--- begin DATASET CONTENT ---

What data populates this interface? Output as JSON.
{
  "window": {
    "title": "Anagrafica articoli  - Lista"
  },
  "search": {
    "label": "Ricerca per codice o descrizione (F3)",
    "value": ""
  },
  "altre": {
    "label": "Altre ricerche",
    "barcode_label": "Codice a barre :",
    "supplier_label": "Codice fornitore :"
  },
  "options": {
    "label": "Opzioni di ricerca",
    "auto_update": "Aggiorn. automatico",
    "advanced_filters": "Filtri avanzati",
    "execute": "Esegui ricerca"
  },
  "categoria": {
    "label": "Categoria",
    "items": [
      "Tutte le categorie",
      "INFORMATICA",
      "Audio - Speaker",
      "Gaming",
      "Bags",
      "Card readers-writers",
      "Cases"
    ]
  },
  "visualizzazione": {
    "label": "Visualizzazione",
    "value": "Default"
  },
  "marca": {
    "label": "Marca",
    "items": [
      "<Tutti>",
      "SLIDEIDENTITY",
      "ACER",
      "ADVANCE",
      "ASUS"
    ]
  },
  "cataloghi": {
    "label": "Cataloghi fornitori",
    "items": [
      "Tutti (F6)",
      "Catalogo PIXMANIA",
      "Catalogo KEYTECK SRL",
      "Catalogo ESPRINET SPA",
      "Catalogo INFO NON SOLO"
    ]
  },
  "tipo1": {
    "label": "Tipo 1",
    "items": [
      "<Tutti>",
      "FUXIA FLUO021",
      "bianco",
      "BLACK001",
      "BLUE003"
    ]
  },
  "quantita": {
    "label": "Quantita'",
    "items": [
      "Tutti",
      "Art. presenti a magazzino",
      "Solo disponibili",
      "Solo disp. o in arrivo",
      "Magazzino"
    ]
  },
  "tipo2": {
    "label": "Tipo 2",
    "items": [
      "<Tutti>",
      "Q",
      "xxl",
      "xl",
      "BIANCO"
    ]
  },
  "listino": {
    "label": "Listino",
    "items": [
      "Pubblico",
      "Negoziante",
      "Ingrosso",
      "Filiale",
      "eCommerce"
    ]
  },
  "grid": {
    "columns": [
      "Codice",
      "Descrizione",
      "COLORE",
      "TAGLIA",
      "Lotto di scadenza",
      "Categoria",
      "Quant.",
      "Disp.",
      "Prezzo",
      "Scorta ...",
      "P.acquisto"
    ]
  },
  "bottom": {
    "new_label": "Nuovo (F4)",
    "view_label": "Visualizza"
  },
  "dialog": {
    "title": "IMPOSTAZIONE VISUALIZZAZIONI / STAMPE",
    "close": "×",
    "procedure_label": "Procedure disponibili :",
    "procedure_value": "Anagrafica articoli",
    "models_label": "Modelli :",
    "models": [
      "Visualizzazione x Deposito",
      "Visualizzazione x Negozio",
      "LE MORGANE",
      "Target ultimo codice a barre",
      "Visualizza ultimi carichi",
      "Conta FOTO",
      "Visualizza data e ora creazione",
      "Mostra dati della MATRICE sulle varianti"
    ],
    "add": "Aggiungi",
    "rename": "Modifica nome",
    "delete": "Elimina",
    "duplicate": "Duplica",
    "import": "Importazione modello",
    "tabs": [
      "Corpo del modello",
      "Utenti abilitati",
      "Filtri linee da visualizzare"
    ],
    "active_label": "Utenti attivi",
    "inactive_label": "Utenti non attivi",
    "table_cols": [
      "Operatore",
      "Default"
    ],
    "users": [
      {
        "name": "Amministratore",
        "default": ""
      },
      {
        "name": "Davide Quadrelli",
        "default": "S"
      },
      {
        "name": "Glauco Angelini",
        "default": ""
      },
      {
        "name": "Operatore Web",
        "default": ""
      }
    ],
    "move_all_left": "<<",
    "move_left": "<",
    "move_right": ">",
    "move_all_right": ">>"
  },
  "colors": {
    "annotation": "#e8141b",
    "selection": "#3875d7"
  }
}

--- end DATASET CONTENT ---

__AIM__: Repeat the material above exactly.

__SOLUTION TO THE PROBLEM__:
What data populates this interface? Output as JSON.
{
  "window": {
    "title": "Anagrafica articoli  - Lista"
  },
  "search": {
    "label": "Ricerca per codice o descrizione (F3)",
    "value": ""
  },
  "altre": {
    "label": "Altre ricerche",
    "barcode_label": "Codice a barre :",
    "supplier_label": "Codice fornitore :"
  },
  "options": {
    "label": "Opzioni di ricerca",
    "auto_update": "Aggiorn. automatico",
    "advanced_filters": "Filtri avanzati",
    "execute": "Esegui ricerca"
  },
  "categoria": {
    "label": "Categoria",
    "items": [
      "Tutte le categorie",
      "INFORMATICA",
      "Audio - Speaker",
      "Gaming",
      "Bags",
      "Card readers-writers",
      "Cases"
    ]
  },
  "visualizzazione": {
    "label": "Visualizzazione",
    "value": "Default"
  },
  "marca": {
    "label": "Marca",
    "items": [
      "<Tutti>",
      "SLIDEIDENTITY",
      "ACER",
      "ADVANCE",
      "ASUS"
    ]
  },
  "cataloghi": {
    "label": "Cataloghi fornitori",
    "items": [
      "Tutti (F6)",
      "Catalogo PIXMANIA",
      "Catalogo KEYTECK SRL",
      "Catalogo ESPRINET SPA",
      "Catalogo INFO NON SOLO"
    ]
  },
  "tipo1": {
    "label": "Tipo 1",
    "items": [
      "<Tutti>",
      "FUXIA FLUO021",
      "bianco",
      "BLACK001",
      "BLUE003"
    ]
  },
  "quantita": {
    "label": "Quantita'",
    "items": [
      "Tutti",
      "Art. presenti a magazzino",
      "Solo disponibili",
      "Solo disp. o in arrivo",
      "Magazzino"
    ]
  },
  "tipo2": {
    "label": "Tipo 2",
    "items": [
      "<Tutti>",
      "Q",
      "xxl",
      "xl",
      "BIANCO"
    ]
  },
  "listino": {
    "label": "Listino",
    "items": [
      "Pubblico",
      "Negoziante",
      "Ingrosso",
      "Filiale",
      "eCommerce"
    ]
  },
  "grid": {
    "columns": [
      "Codice",
      "Descrizione",
      "COLORE",
      "TAGLIA",
      "Lotto di scadenza",
      "Categoria",
      "Quant.",
      "Disp.",
      "Prezzo",
      "Scorta ...",
      "P.acquisto"
    ]
  },
  "bottom": {
    "new_label": "Nuovo (F4)",
    "view_label": "Visualizza"
  },
  "dialog": {
    "title": "IMPOSTAZIONE VISUALIZZAZIONI / STAMPE",
    "close": "×",
    "procedure_label": "Procedure disponibili :",
    "procedure_value": "Anagrafica articoli",
    "models_label": "Modelli :",
    "models": [
      "Visualizzazione x Deposito",
      "Visualizzazione x Negozio",
      "LE MORGANE",
      "Target ultimo codice a barre",
      "Visualizza ultimi carichi",
      "Conta FOTO",
      "Visualizza data e ora creazione",
      "Mostra dati della MATRICE sulle varianti"
    ],
    "add": "Aggiungi",
    "rename": "Modifica nome",
    "delete": "Elimina",
    "duplicate": "Duplica",
    "import": "Importazione modello",
    "tabs": [
      "Corpo del modello",
      "Utenti abilitati",
      "Filtri linee da visualizzare"
    ],
    "active_label": "Utenti attivi",
    "inactive_label": "Utenti non attivi",
    "table_cols": [
      "Operatore",
      "Default"
    ],
    "users": [
      {
        "name": "Amministratore",
        "default": ""
      },
      {
        "name": "Davide Quadrelli",
        "default": "S"
      },
      {
        "name": "Glauco Angelini",
        "default": ""
      },
      {
        "name": "Operatore Web",
        "default": ""
      }
    ],
    "move_all_left": "<<",
    "move_left": "<",
    "move_right": ">",
    "move_all_right": ">>"
  },
  "colors": {
    "annotation": "#e8141b",
    "selection": "#3875d7"
  }
}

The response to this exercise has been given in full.